Among the records that follow, count the lines with the string "JSON"; report only that count.

Records provided =
========================

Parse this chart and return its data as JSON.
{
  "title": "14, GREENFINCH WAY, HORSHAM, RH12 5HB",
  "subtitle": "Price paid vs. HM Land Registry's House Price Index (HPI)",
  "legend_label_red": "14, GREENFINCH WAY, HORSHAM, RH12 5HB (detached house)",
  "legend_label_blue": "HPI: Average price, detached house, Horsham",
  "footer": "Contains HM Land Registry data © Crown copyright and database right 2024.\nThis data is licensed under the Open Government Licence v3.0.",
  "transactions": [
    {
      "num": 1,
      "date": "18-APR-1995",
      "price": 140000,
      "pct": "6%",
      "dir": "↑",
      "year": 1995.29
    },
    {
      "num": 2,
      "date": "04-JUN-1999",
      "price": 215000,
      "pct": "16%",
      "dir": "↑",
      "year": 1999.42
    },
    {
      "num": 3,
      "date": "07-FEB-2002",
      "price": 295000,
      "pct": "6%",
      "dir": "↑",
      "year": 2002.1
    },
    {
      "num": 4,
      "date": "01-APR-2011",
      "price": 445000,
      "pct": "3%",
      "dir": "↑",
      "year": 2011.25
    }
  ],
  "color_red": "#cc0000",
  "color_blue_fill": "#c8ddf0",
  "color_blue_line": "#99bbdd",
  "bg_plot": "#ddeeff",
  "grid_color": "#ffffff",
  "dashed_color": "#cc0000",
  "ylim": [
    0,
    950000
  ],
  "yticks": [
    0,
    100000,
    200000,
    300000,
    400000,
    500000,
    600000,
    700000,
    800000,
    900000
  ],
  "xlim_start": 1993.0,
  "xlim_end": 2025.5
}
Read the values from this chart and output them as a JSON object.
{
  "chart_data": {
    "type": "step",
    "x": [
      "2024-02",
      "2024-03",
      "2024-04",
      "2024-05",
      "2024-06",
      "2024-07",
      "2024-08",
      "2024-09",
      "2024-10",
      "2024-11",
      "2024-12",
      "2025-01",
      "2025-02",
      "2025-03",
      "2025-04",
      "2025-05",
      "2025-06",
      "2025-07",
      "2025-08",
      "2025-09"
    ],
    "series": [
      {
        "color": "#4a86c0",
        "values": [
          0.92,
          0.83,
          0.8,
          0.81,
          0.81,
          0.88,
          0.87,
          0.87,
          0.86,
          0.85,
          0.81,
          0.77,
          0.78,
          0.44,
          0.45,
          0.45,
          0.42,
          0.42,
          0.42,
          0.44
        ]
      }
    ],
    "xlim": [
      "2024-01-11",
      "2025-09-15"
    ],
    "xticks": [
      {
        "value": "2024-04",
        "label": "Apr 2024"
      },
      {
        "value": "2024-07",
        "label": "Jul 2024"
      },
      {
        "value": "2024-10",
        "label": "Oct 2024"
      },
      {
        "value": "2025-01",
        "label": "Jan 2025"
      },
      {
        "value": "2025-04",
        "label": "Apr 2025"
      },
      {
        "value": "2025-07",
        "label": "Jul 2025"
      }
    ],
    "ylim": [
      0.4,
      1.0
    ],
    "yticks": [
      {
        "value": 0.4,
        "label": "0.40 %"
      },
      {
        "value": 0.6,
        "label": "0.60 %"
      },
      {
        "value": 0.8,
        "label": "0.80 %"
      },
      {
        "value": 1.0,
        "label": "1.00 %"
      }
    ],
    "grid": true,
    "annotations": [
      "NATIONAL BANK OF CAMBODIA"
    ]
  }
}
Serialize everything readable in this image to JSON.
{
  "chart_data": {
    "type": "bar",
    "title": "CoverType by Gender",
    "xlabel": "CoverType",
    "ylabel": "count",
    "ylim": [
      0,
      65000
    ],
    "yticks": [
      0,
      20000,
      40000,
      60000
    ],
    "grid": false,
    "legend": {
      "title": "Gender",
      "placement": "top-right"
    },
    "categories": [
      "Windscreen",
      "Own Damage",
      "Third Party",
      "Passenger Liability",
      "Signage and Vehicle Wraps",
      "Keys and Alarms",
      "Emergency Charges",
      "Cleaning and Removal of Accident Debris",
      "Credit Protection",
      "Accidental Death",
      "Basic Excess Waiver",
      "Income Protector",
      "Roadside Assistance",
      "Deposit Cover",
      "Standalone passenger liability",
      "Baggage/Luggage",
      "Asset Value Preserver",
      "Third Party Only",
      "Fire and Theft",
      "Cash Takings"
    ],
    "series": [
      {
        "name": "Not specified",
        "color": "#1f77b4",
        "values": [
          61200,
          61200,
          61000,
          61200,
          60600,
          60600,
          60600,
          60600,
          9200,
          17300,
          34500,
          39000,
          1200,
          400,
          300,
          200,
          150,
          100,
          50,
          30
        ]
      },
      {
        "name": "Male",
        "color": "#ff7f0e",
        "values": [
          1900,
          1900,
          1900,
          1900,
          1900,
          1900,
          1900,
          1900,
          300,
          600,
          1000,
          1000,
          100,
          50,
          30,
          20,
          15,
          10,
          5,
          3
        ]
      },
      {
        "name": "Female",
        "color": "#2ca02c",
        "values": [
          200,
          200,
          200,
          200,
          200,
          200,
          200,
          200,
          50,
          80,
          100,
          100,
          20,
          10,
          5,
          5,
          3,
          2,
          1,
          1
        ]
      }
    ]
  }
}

========================

Task result = 3